WHAT YOU NEED TO DO:
Convert the lines below into a numbered list, skipping any blank lines and leaving the pictures out.
----------
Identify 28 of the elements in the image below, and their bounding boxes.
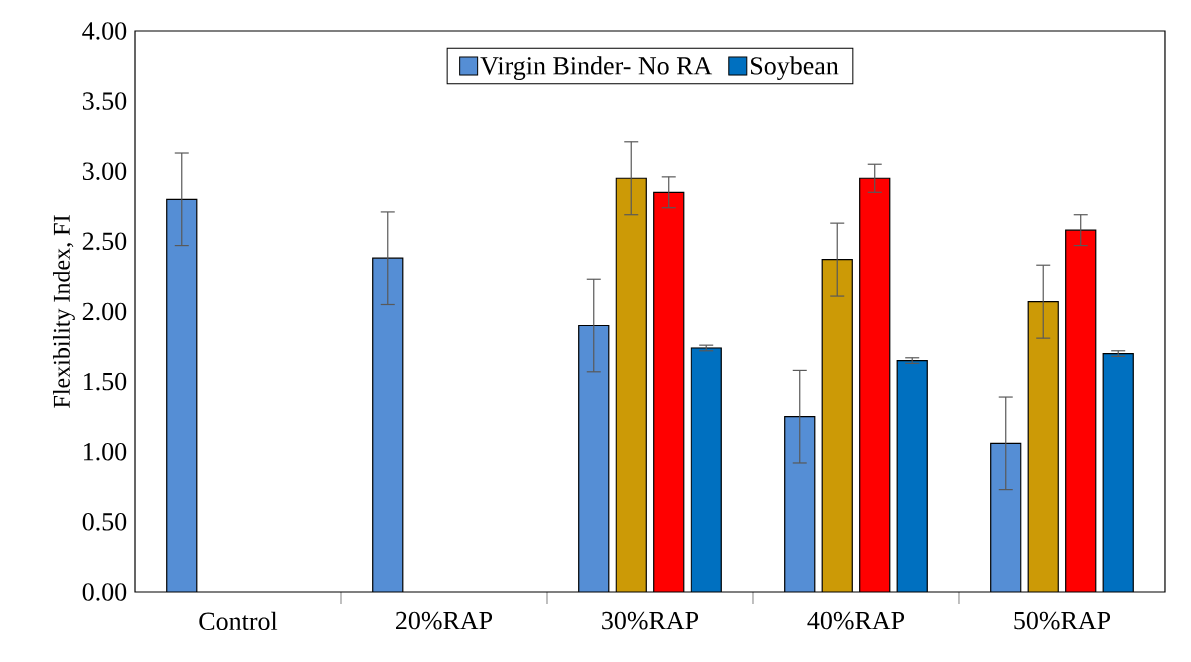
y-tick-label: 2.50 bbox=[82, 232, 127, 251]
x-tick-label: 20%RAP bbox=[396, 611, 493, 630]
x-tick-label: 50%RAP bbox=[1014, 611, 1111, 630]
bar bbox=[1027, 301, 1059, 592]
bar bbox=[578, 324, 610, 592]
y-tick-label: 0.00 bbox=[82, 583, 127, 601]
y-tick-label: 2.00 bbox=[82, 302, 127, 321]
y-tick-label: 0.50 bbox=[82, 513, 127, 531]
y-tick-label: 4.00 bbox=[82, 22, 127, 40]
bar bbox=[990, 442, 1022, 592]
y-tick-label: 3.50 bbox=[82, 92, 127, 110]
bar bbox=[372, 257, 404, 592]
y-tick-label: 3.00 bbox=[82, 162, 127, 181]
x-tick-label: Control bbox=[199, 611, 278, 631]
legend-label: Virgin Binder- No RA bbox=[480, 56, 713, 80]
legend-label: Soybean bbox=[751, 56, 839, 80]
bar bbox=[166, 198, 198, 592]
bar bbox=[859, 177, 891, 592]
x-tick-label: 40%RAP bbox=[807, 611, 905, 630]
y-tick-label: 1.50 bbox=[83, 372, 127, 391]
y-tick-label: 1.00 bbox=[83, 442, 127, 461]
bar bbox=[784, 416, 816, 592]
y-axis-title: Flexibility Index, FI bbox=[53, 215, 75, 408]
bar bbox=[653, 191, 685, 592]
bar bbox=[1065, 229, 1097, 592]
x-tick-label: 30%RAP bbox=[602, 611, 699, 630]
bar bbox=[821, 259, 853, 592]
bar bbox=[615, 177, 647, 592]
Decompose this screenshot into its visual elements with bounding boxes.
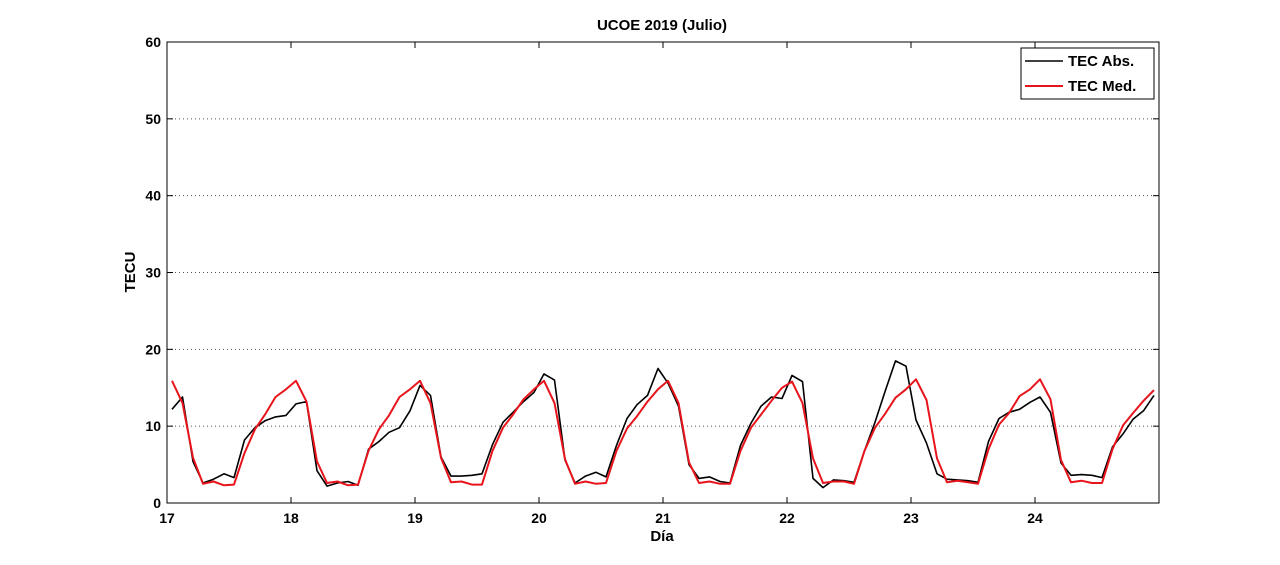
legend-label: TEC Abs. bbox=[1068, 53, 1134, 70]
----------
EXERCISE OUTPUT:
1. Identify 28 of the elements in the image below, and their bounding boxes.
2. y-tick-label: 2.50 bbox=[82, 232, 127, 251]
3. x-tick-label: 20%RAP bbox=[396, 611, 493, 630]
4. x-tick-label: 50%RAP bbox=[1014, 611, 1111, 630]
5. bar bbox=[1027, 301, 1059, 592]
6. bar bbox=[578, 324, 610, 592]
7. y-tick-label: 0.00 bbox=[82, 583, 127, 601]
8. y-tick-label: 2.00 bbox=[82, 302, 127, 321]
9. y-tick-label: 0.50 bbox=[82, 513, 127, 531]
10. y-tick-label: 4.00 bbox=[82, 22, 127, 40]
11. bar bbox=[990, 442, 1022, 592]
12. y-tick-label: 3.50 bbox=[82, 92, 127, 110]
13. bar bbox=[372, 257, 404, 592]
14. y-tick-label: 3.00 bbox=[82, 162, 127, 181]
15. x-tick-label: Control bbox=[199, 611, 278, 631]
16. legend-label: Virgin Binder- No RA bbox=[480, 56, 713, 80]
17. legend-label: Soybean bbox=[751, 56, 839, 80]
18. bar bbox=[166, 198, 198, 592]
19. bar bbox=[859, 177, 891, 592]
20. x-tick-label: 40%RAP bbox=[807, 611, 905, 630]
21. y-tick-label: 1.50 bbox=[83, 372, 127, 391]
22. y-tick-label: 1.00 bbox=[83, 442, 127, 461]
23. bar bbox=[784, 416, 816, 592]
24. y-axis-title: Flexibility Index, FI bbox=[53, 215, 75, 408]
25. bar bbox=[653, 191, 685, 592]
26. bar bbox=[1065, 229, 1097, 592]
27. x-tick-label: 30%RAP bbox=[602, 611, 699, 630]
28. bar bbox=[821, 259, 853, 592]
29. bar bbox=[615, 177, 647, 592]
30. Decompose this screenshot into its visual elements with bounding boxes.
31. legend-label: TEC Abs. bbox=[1068, 53, 1134, 70]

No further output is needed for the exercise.